#### Given data
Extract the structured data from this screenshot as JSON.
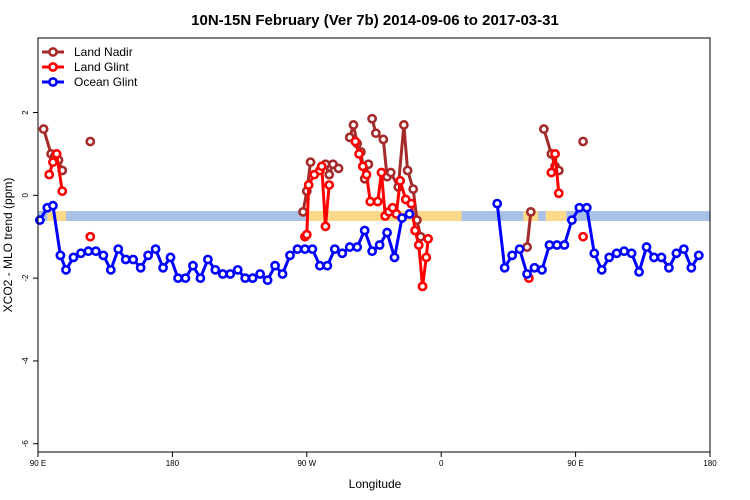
{
  "chart_data": {
    "type": "line",
    "title": "10N-15N February (Ver 7b)   2014-09-06 to 2017-03-31",
    "xlabel": "Longitude",
    "ylabel": "XCO2 - MLO trend (ppm)",
    "xlim": [
      -180,
      180
    ],
    "ylim": [
      -6.2,
      3.8
    ],
    "x_ticks": [
      {
        "value": -180,
        "label": "90 E"
      },
      {
        "value": -108,
        "label": "180"
      },
      {
        "value": -36,
        "label": "90 W"
      },
      {
        "value": 36,
        "label": "0"
      },
      {
        "value": 108,
        "label": "90 E"
      },
      {
        "value": 180,
        "label": "180"
      }
    ],
    "y_ticks": [
      {
        "value": 2,
        "label": "2"
      },
      {
        "value": 0,
        "label": "0"
      },
      {
        "value": -2,
        "label": "-2"
      },
      {
        "value": -4,
        "label": "-4"
      },
      {
        "value": -6,
        "label": "-6"
      }
    ],
    "legend": {
      "position": "top-left"
    },
    "band": {
      "y_from": -0.62,
      "y_to": -0.38,
      "color": "#a9c1e4",
      "land_color": "#fbd98a",
      "land_segments": [
        [
          -175,
          -165
        ],
        [
          -35,
          10
        ],
        [
          -5,
          47
        ],
        [
          80,
          88
        ],
        [
          92,
          103
        ]
      ]
    },
    "series": [
      {
        "name": "Land Nadir",
        "color": "#a52a2a",
        "segments": [
          [
            [
              -177,
              1.6
            ],
            [
              -173,
              1.0
            ],
            [
              -171,
              0.95
            ],
            [
              -169,
              0.85
            ],
            [
              -167,
              0.6
            ]
          ],
          [
            [
              -152,
              1.3
            ]
          ],
          [
            [
              -38,
              -0.4
            ],
            [
              -36,
              0.1
            ],
            [
              -34,
              0.8
            ]
          ],
          [
            [
              -26,
              0.75
            ],
            [
              -24,
              0.5
            ],
            [
              -22,
              0.75
            ],
            [
              -19,
              0.65
            ]
          ],
          [
            [
              -13,
              1.4
            ],
            [
              -11,
              1.7
            ],
            [
              -9,
              1.25
            ],
            [
              -7,
              1.05
            ],
            [
              -5,
              0.4
            ],
            [
              -3,
              0.75
            ]
          ],
          [
            [
              -1,
              1.85
            ],
            [
              1,
              1.5
            ],
            [
              5,
              1.35
            ],
            [
              7,
              0.45
            ],
            [
              9,
              0.55
            ],
            [
              13,
              0.2
            ],
            [
              16,
              1.7
            ],
            [
              18,
              0.6
            ],
            [
              21,
              0.15
            ],
            [
              23,
              -0.6
            ],
            [
              25,
              -1.0
            ]
          ],
          [
            [
              82,
              -1.25
            ],
            [
              84,
              -0.4
            ]
          ],
          [
            [
              91,
              1.6
            ],
            [
              95,
              1.0
            ],
            [
              97,
              0.7
            ],
            [
              99,
              0.6
            ]
          ],
          [
            [
              112,
              1.3
            ]
          ]
        ]
      },
      {
        "name": "Land Glint",
        "color": "#ff0000",
        "segments": [
          [
            [
              -174,
              0.5
            ],
            [
              -172,
              0.8
            ],
            [
              -170,
              1.0
            ],
            [
              -167,
              0.1
            ]
          ],
          [
            [
              -152,
              -1.0
            ]
          ],
          [
            [
              -37,
              -1.0
            ],
            [
              -36,
              -0.95
            ],
            [
              -35,
              0.25
            ],
            [
              -32,
              0.5
            ],
            [
              -29,
              0.6
            ],
            [
              -28,
              0.7
            ],
            [
              -26,
              -0.75
            ],
            [
              -24,
              0.25
            ]
          ],
          [
            [
              -10,
              1.3
            ],
            [
              -8,
              1.0
            ],
            [
              -6,
              0.7
            ],
            [
              -4,
              0.5
            ],
            [
              -2,
              -0.15
            ],
            [
              2,
              -0.15
            ],
            [
              4,
              0.55
            ],
            [
              6,
              -0.5
            ],
            [
              8,
              -0.4
            ],
            [
              10,
              -0.3
            ],
            [
              12,
              -0.45
            ],
            [
              14,
              0.35
            ],
            [
              17,
              -0.1
            ],
            [
              20,
              -0.2
            ],
            [
              22,
              -0.85
            ],
            [
              24,
              -1.2
            ],
            [
              26,
              -2.2
            ],
            [
              28,
              -1.5
            ],
            [
              29,
              -1.05
            ]
          ],
          [
            [
              83,
              -2.0
            ]
          ],
          [
            [
              95,
              0.55
            ],
            [
              97,
              1.0
            ],
            [
              99,
              0.05
            ]
          ],
          [
            [
              112,
              -1.0
            ]
          ]
        ]
      },
      {
        "name": "Ocean Glint",
        "color": "#0000ff",
        "segments": [
          [
            [
              -179,
              -0.6
            ],
            [
              -175,
              -0.3
            ],
            [
              -172,
              -0.25
            ],
            [
              -168,
              -1.45
            ],
            [
              -165,
              -1.8
            ],
            [
              -161,
              -1.5
            ],
            [
              -157,
              -1.4
            ],
            [
              -153,
              -1.35
            ],
            [
              -149,
              -1.35
            ],
            [
              -145,
              -1.45
            ],
            [
              -141,
              -1.8
            ],
            [
              -137,
              -1.3
            ],
            [
              -133,
              -1.55
            ],
            [
              -129,
              -1.55
            ],
            [
              -125,
              -1.75
            ],
            [
              -121,
              -1.45
            ],
            [
              -117,
              -1.3
            ],
            [
              -113,
              -1.75
            ],
            [
              -109,
              -1.5
            ],
            [
              -105,
              -2.0
            ],
            [
              -101,
              -2.0
            ],
            [
              -97,
              -1.7
            ],
            [
              -93,
              -2.0
            ],
            [
              -89,
              -1.55
            ],
            [
              -85,
              -1.8
            ],
            [
              -81,
              -1.9
            ],
            [
              -77,
              -1.9
            ],
            [
              -73,
              -1.8
            ],
            [
              -69,
              -2.0
            ],
            [
              -65,
              -2.0
            ],
            [
              -61,
              -1.9
            ],
            [
              -57,
              -2.05
            ],
            [
              -53,
              -1.7
            ],
            [
              -49,
              -1.9
            ],
            [
              -45,
              -1.45
            ],
            [
              -41,
              -1.3
            ],
            [
              -37,
              -1.3
            ],
            [
              -33,
              -1.3
            ],
            [
              -29,
              -1.7
            ],
            [
              -25,
              -1.7
            ],
            [
              -21,
              -1.3
            ],
            [
              -17,
              -1.4
            ],
            [
              -13,
              -1.25
            ],
            [
              -9,
              -1.25
            ],
            [
              -5,
              -0.85
            ],
            [
              -1,
              -1.35
            ],
            [
              3,
              -1.2
            ],
            [
              7,
              -0.9
            ],
            [
              11,
              -1.5
            ],
            [
              15,
              -0.55
            ],
            [
              19,
              -0.45
            ]
          ],
          [
            [
              66,
              -0.2
            ],
            [
              70,
              -1.75
            ],
            [
              74,
              -1.45
            ],
            [
              78,
              -1.3
            ],
            [
              82,
              -1.9
            ],
            [
              86,
              -1.75
            ],
            [
              90,
              -1.8
            ],
            [
              94,
              -1.2
            ],
            [
              98,
              -1.2
            ],
            [
              102,
              -1.2
            ],
            [
              106,
              -0.6
            ],
            [
              110,
              -0.3
            ],
            [
              114,
              -0.3
            ],
            [
              118,
              -1.4
            ],
            [
              122,
              -1.8
            ],
            [
              126,
              -1.5
            ],
            [
              130,
              -1.4
            ],
            [
              134,
              -1.35
            ],
            [
              138,
              -1.4
            ],
            [
              142,
              -1.85
            ],
            [
              146,
              -1.25
            ],
            [
              150,
              -1.5
            ],
            [
              154,
              -1.5
            ],
            [
              158,
              -1.75
            ],
            [
              162,
              -1.4
            ],
            [
              166,
              -1.3
            ],
            [
              170,
              -1.75
            ],
            [
              174,
              -1.45
            ]
          ]
        ]
      }
    ]
  }
}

#### Objective
Say how many lines of the material contain the word "name", with no other text.

#### Solution
3